## Stated problem
Only a number is wanted: how many lines in the records below contain "subtitle"?

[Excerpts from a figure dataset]
——————
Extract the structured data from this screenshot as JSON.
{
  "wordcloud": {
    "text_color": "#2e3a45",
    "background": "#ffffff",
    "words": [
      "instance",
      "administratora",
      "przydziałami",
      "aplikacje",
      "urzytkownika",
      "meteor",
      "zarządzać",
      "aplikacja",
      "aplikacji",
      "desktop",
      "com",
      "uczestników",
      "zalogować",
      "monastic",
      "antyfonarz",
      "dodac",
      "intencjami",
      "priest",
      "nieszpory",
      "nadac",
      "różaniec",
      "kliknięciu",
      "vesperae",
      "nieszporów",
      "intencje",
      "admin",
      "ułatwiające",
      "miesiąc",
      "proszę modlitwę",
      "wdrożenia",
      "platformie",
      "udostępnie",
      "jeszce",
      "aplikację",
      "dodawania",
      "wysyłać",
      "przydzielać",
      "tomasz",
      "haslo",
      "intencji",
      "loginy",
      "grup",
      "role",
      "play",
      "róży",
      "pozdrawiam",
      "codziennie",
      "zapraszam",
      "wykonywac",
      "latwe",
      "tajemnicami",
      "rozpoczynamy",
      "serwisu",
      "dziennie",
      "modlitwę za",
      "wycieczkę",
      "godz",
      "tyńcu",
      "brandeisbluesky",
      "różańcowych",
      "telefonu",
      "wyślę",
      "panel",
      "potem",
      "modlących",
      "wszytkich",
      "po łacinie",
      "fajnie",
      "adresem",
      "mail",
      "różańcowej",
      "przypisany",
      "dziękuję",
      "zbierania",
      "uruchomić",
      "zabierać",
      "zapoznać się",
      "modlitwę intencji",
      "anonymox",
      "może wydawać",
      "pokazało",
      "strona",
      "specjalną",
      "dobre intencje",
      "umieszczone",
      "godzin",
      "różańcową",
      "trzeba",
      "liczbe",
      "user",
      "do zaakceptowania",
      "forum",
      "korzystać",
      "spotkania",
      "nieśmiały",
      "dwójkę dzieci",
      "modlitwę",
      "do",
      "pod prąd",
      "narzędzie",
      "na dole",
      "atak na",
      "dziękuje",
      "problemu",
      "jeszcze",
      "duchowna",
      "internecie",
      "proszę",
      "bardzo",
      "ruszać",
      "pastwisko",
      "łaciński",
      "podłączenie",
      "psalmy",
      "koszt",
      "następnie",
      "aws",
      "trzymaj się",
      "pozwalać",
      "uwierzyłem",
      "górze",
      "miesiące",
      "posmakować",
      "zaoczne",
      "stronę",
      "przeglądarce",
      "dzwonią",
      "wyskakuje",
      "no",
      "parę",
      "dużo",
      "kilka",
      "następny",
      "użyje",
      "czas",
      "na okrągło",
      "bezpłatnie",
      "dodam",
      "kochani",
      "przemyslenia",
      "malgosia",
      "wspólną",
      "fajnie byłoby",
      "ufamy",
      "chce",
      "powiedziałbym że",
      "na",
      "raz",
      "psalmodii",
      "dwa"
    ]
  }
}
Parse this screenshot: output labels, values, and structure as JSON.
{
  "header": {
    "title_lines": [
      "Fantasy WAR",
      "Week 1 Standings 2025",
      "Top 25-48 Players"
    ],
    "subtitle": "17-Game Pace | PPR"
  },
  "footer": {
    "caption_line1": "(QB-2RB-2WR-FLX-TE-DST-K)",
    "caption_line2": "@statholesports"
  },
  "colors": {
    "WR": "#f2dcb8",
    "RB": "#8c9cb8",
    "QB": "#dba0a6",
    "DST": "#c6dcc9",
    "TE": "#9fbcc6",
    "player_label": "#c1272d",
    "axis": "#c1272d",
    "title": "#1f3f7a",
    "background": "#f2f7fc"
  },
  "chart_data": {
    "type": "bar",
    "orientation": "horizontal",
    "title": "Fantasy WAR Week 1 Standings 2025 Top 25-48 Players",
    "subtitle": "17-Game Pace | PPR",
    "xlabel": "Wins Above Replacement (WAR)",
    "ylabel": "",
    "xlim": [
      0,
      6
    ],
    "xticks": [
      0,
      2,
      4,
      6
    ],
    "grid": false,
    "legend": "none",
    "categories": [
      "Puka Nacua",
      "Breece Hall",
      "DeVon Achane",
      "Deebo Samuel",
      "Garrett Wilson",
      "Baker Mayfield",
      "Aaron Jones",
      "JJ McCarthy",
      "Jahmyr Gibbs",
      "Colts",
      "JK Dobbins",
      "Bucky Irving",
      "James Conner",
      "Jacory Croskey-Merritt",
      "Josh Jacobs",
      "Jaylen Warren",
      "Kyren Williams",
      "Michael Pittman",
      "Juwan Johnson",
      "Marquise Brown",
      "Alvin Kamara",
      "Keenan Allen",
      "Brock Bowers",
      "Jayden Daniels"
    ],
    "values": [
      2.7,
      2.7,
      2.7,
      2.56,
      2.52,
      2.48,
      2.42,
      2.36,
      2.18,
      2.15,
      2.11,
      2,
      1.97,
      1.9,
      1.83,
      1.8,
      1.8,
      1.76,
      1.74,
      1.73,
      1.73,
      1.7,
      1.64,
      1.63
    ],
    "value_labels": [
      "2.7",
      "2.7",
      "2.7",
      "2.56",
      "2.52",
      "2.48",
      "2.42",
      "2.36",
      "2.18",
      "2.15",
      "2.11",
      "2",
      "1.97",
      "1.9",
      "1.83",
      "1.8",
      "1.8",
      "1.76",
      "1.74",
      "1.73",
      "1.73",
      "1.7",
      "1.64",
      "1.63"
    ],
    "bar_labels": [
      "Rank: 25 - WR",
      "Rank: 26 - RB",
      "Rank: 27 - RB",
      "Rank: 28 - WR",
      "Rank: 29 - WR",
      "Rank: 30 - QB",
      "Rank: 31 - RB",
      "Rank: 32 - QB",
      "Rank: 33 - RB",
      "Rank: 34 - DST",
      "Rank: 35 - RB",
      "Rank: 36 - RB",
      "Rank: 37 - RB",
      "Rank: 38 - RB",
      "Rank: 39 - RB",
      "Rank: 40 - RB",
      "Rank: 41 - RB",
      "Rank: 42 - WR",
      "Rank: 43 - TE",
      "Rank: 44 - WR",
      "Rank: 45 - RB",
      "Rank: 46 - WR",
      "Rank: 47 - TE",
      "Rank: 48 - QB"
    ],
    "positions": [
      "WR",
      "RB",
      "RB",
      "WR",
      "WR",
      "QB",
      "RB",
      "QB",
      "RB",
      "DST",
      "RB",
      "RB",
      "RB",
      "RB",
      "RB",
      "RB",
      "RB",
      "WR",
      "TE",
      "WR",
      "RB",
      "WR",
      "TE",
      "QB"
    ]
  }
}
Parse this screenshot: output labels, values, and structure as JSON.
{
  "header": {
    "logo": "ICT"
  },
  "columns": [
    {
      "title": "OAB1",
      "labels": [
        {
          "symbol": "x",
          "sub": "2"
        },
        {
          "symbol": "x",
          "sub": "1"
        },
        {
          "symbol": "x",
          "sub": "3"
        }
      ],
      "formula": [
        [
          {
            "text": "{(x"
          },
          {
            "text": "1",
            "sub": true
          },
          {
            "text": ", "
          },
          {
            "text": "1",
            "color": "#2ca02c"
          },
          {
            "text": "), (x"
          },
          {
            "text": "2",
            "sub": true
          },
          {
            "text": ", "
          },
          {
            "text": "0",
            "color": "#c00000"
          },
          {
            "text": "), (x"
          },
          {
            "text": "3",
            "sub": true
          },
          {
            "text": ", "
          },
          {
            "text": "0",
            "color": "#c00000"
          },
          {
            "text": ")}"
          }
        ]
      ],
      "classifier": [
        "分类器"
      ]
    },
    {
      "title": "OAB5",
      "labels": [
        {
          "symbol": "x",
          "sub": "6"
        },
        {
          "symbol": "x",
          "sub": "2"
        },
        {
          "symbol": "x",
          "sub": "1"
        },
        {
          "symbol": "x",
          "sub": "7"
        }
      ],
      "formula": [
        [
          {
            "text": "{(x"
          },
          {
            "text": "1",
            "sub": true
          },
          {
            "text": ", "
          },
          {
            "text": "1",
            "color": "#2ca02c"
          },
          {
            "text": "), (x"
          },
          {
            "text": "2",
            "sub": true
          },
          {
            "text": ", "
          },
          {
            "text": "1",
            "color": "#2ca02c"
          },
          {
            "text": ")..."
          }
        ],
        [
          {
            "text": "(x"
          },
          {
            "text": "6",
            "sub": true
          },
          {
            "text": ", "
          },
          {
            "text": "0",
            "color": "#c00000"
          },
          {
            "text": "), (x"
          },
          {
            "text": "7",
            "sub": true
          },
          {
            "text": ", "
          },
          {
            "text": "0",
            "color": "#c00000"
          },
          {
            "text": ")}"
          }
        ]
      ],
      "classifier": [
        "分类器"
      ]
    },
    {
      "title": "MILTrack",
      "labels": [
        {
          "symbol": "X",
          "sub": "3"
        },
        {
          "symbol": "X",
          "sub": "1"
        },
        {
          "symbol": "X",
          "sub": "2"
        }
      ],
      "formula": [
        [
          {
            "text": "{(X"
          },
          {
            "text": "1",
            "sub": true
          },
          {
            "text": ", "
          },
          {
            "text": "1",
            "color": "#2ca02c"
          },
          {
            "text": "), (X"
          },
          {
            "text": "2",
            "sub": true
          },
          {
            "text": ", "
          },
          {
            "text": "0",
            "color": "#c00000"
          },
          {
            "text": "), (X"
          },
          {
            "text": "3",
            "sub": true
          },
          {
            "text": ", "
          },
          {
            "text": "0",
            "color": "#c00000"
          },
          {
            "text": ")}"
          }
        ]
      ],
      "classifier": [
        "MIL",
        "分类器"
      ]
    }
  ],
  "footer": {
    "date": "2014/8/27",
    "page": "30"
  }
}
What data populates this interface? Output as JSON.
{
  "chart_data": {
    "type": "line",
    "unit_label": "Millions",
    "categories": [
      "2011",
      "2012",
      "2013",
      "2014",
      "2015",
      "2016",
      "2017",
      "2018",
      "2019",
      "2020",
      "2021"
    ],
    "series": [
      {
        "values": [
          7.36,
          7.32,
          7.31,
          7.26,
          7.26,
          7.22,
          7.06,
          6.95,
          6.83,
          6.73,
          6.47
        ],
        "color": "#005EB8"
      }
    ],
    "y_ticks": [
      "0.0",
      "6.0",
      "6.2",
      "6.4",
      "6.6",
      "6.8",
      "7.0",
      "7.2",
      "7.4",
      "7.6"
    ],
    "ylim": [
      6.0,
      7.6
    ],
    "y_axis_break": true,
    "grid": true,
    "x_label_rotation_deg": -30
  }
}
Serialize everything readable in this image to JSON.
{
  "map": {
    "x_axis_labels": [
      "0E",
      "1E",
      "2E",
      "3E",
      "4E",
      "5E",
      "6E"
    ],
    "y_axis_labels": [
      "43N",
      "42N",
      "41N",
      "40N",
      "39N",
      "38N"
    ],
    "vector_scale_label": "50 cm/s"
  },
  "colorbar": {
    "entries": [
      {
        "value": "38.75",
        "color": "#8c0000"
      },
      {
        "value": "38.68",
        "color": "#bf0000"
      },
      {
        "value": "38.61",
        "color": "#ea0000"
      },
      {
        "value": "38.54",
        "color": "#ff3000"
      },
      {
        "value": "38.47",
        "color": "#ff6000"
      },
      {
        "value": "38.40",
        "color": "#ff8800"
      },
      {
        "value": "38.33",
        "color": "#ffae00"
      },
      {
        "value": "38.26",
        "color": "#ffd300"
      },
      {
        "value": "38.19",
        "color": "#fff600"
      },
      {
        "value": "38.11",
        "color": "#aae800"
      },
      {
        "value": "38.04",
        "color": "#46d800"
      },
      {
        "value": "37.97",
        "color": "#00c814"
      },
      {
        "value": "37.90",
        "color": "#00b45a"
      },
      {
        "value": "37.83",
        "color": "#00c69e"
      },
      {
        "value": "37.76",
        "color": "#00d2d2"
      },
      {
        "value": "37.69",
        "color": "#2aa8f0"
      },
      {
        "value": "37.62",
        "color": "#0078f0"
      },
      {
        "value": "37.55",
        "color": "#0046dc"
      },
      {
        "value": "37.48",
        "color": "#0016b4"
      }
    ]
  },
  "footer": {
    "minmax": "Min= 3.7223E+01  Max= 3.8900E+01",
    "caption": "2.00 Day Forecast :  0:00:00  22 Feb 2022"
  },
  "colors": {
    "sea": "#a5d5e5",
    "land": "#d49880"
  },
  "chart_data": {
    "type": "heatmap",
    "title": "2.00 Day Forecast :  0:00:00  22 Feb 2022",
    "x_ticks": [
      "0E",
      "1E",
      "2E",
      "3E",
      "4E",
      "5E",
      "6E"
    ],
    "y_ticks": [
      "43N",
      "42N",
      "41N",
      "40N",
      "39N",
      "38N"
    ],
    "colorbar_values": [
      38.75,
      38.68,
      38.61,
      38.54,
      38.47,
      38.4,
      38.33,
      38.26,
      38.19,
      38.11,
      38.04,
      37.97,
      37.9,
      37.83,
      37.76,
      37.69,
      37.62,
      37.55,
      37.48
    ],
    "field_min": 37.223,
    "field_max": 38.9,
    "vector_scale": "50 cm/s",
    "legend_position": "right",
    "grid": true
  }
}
——————
## The completed task
2